# [Written task]
For the material that follows, list every line containing the word "Séparée".

# [Provided records]
################

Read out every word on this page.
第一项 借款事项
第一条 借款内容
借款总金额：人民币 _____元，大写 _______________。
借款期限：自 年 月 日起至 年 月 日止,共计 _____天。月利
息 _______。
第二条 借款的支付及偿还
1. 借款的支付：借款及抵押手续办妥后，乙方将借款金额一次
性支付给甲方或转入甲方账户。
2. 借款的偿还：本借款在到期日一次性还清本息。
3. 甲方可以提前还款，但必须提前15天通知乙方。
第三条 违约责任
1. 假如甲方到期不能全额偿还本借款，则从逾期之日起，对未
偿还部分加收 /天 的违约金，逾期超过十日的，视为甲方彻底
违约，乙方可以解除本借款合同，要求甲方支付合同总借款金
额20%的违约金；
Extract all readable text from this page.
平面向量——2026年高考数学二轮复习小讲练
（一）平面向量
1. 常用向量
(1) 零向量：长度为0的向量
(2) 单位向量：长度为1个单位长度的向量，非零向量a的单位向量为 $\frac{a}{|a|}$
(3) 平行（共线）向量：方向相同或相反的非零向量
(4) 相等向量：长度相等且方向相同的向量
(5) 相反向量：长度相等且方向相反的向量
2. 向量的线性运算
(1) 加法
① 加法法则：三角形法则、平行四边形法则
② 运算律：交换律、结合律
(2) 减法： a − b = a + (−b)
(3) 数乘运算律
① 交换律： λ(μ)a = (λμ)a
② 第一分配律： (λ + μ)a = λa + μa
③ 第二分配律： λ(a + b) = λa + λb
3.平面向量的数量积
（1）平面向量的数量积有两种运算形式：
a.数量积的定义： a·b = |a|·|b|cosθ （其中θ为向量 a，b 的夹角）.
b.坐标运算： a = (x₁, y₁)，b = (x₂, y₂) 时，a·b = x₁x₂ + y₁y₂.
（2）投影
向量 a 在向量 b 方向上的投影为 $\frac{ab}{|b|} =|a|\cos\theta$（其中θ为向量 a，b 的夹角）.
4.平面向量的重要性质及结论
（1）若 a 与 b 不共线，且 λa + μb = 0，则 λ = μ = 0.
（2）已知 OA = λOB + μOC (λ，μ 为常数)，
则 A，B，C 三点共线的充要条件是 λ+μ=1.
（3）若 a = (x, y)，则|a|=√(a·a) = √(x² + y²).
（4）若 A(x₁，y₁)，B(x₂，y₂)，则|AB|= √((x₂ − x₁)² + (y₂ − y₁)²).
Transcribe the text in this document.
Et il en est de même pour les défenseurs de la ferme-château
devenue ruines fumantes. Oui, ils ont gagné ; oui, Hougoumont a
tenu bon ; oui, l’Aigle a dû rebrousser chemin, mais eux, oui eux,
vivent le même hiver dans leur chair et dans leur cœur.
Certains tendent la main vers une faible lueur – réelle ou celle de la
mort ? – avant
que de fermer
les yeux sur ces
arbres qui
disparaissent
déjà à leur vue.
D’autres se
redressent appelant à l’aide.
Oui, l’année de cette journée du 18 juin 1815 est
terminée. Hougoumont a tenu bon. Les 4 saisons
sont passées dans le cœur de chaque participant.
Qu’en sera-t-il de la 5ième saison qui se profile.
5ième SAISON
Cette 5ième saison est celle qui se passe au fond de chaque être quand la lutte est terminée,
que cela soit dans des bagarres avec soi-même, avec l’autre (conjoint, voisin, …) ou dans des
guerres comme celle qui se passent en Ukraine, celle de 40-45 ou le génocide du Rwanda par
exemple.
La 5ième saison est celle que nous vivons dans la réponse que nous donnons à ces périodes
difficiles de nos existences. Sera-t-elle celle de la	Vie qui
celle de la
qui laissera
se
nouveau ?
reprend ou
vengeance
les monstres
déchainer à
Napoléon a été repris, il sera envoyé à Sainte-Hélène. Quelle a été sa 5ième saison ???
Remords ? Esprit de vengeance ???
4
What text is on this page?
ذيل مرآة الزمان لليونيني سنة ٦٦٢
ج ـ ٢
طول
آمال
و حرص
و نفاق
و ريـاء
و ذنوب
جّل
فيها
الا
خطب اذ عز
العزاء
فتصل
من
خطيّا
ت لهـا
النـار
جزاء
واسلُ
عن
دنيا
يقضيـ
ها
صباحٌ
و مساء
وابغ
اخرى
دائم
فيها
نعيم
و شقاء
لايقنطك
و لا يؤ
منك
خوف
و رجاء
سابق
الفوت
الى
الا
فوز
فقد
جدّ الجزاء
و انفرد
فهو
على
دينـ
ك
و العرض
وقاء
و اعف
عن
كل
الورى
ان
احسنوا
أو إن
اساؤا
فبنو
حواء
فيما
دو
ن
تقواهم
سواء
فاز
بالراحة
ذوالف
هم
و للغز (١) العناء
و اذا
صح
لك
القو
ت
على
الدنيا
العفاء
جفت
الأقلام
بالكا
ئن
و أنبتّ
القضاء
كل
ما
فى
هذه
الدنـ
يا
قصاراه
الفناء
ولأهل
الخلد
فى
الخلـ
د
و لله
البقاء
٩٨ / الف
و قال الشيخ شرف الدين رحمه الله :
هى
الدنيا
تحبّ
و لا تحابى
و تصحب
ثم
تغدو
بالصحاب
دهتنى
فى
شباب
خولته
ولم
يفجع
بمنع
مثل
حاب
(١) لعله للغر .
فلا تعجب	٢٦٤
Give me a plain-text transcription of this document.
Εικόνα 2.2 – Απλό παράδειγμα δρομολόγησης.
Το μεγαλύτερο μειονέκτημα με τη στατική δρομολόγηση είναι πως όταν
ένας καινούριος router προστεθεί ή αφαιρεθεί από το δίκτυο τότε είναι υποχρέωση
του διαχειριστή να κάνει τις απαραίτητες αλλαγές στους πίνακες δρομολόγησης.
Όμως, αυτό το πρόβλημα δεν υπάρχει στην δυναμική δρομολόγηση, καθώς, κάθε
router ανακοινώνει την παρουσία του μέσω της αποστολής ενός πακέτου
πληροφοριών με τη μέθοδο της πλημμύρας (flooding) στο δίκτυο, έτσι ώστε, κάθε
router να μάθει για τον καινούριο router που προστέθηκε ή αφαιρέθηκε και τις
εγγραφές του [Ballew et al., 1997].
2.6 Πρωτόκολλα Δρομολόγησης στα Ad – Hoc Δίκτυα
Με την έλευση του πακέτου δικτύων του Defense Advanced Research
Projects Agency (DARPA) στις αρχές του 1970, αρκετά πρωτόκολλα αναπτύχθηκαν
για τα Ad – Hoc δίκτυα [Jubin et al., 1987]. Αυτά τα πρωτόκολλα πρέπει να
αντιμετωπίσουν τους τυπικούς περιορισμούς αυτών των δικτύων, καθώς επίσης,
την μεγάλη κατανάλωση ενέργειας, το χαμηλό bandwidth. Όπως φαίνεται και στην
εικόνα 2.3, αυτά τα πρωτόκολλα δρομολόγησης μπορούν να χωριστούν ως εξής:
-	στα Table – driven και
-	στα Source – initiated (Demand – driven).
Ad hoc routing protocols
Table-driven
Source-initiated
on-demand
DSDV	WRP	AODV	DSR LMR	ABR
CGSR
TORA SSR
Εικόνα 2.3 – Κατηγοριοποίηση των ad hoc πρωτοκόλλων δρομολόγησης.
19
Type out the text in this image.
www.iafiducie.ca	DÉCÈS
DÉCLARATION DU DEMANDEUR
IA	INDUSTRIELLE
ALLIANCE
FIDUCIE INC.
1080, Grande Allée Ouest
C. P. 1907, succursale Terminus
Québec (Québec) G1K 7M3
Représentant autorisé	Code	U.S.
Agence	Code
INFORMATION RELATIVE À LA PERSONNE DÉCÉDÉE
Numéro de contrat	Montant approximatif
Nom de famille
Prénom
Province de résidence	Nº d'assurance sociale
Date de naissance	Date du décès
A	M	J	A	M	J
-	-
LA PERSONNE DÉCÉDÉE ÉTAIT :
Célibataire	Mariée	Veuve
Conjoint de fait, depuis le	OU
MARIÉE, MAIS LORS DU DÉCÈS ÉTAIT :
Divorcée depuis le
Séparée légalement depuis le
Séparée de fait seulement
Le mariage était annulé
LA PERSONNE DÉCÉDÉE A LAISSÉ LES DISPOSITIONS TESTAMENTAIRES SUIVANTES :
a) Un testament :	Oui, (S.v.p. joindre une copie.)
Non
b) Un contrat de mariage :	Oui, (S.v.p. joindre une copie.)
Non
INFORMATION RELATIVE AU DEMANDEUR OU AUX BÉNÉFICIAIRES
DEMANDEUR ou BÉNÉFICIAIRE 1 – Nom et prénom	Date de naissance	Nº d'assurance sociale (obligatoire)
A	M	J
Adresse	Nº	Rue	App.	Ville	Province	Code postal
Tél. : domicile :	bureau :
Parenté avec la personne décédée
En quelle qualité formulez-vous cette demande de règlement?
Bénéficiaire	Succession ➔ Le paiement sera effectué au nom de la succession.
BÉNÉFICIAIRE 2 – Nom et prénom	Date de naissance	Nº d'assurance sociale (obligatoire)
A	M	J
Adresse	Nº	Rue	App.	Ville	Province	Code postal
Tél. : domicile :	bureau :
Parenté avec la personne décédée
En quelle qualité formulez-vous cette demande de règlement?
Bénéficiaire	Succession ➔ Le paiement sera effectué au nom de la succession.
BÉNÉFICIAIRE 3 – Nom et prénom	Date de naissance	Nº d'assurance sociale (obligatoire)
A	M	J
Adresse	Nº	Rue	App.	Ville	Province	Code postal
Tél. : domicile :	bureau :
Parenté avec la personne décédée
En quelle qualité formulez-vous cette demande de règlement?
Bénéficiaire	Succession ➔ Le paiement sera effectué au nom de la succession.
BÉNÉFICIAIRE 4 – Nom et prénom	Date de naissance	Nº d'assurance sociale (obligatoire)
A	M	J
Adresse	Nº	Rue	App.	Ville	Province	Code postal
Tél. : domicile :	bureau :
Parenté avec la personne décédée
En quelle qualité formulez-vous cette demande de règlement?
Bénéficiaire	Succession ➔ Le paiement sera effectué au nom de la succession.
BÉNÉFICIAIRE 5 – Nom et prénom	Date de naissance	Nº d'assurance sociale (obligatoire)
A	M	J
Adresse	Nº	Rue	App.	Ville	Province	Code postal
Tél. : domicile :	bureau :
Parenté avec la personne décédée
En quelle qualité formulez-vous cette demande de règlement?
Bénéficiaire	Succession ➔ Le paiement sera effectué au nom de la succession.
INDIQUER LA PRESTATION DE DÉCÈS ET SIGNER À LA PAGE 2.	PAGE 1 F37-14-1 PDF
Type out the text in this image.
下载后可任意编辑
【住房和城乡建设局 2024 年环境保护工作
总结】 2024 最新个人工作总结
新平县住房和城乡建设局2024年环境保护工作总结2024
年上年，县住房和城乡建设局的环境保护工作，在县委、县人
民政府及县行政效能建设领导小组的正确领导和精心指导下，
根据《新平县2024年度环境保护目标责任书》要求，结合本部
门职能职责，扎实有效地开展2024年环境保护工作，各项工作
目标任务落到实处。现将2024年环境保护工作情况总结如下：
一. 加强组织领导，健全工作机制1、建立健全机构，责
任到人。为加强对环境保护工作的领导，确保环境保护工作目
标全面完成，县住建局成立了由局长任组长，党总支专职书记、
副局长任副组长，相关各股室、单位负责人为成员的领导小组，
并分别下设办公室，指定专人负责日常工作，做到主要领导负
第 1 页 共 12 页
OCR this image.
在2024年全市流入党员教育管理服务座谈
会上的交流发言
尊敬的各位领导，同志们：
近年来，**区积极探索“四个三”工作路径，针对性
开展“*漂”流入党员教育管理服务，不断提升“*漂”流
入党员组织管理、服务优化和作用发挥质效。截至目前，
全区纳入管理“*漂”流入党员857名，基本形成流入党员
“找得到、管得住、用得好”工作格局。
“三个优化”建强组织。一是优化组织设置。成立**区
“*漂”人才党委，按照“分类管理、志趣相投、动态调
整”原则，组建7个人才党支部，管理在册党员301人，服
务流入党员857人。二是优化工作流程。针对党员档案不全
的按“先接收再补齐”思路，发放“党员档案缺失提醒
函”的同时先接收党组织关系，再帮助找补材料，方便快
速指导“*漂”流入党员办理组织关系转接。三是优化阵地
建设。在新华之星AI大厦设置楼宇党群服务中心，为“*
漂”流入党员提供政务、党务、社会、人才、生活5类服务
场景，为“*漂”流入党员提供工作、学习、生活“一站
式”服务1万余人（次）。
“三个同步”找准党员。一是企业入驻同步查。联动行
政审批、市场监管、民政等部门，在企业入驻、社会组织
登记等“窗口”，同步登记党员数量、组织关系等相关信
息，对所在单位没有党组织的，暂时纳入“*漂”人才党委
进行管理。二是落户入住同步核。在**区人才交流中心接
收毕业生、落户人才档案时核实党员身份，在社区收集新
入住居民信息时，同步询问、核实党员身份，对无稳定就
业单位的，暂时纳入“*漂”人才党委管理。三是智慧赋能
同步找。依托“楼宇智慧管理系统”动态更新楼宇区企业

################

# [The output]
Séparée légalement depuis le
Séparée de fait seulement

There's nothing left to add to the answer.